-- START STORED ROWS --

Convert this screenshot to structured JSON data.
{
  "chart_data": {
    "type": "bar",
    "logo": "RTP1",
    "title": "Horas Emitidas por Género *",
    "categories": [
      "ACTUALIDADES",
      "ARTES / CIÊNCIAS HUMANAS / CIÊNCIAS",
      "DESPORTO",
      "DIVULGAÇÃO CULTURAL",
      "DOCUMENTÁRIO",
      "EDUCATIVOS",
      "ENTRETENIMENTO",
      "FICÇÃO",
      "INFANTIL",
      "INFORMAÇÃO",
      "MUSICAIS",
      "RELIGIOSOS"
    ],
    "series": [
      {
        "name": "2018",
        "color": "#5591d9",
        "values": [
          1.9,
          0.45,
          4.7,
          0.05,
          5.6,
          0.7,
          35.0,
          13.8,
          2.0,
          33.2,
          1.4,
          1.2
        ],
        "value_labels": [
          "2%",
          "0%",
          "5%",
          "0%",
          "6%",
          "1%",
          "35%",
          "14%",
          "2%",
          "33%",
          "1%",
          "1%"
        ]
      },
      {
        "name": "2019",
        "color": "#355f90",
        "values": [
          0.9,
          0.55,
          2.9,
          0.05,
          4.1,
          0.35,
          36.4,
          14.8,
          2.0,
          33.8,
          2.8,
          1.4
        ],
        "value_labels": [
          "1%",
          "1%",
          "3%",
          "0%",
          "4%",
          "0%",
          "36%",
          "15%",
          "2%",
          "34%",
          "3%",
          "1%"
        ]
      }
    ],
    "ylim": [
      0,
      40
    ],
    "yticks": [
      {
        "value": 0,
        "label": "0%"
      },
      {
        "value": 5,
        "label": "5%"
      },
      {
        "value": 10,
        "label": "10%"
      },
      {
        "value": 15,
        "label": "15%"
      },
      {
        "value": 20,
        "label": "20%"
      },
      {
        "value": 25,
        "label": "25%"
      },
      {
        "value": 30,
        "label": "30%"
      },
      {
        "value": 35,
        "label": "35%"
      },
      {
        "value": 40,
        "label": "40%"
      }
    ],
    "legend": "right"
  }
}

-- END STORED ROWS --

## WORK INSTRUCTIONS:
Write the whole listing out again. Keep every line exactly as it is.

## THE COMPLETED TASK:
Convert this screenshot to structured JSON data.
{
  "chart_data": {
    "type": "bar",
    "logo": "RTP1",
    "title": "Horas Emitidas por Género *",
    "categories": [
      "ACTUALIDADES",
      "ARTES / CIÊNCIAS HUMANAS / CIÊNCIAS",
      "DESPORTO",
      "DIVULGAÇÃO CULTURAL",
      "DOCUMENTÁRIO",
      "EDUCATIVOS",
      "ENTRETENIMENTO",
      "FICÇÃO",
      "INFANTIL",
      "INFORMAÇÃO",
      "MUSICAIS",
      "RELIGIOSOS"
    ],
    "series": [
      {
        "name": "2018",
        "color": "#5591d9",
        "values": [
          1.9,
          0.45,
          4.7,
          0.05,
          5.6,
          0.7,
          35.0,
          13.8,
          2.0,
          33.2,
          1.4,
          1.2
        ],
        "value_labels": [
          "2%",
          "0%",
          "5%",
          "0%",
          "6%",
          "1%",
          "35%",
          "14%",
          "2%",
          "33%",
          "1%",
          "1%"
        ]
      },
      {
        "name": "2019",
        "color": "#355f90",
        "values": [
          0.9,
          0.55,
          2.9,
          0.05,
          4.1,
          0.35,
          36.4,
          14.8,
          2.0,
          33.8,
          2.8,
          1.4
        ],
        "value_labels": [
          "1%",
          "1%",
          "3%",
          "0%",
          "4%",
          "0%",
          "36%",
          "15%",
          "2%",
          "34%",
          "3%",
          "1%"
        ]
      }
    ],
    "ylim": [
      0,
      40
    ],
    "yticks": [
      {
        "value": 0,
        "label": "0%"
      },
      {
        "value": 5,
        "label": "5%"
      },
      {
        "value": 10,
        "label": "10%"
      },
      {
        "value": 15,
        "label": "15%"
      },
      {
        "value": 20,
        "label": "20%"
      },
      {
        "value": 25,
        "label": "25%"
      },
      {
        "value": 30,
        "label": "30%"
      },
      {
        "value": 35,
        "label": "35%"
      },
      {
        "value": 40,
        "label": "40%"
      }
    ],
    "legend": "right"
  }
}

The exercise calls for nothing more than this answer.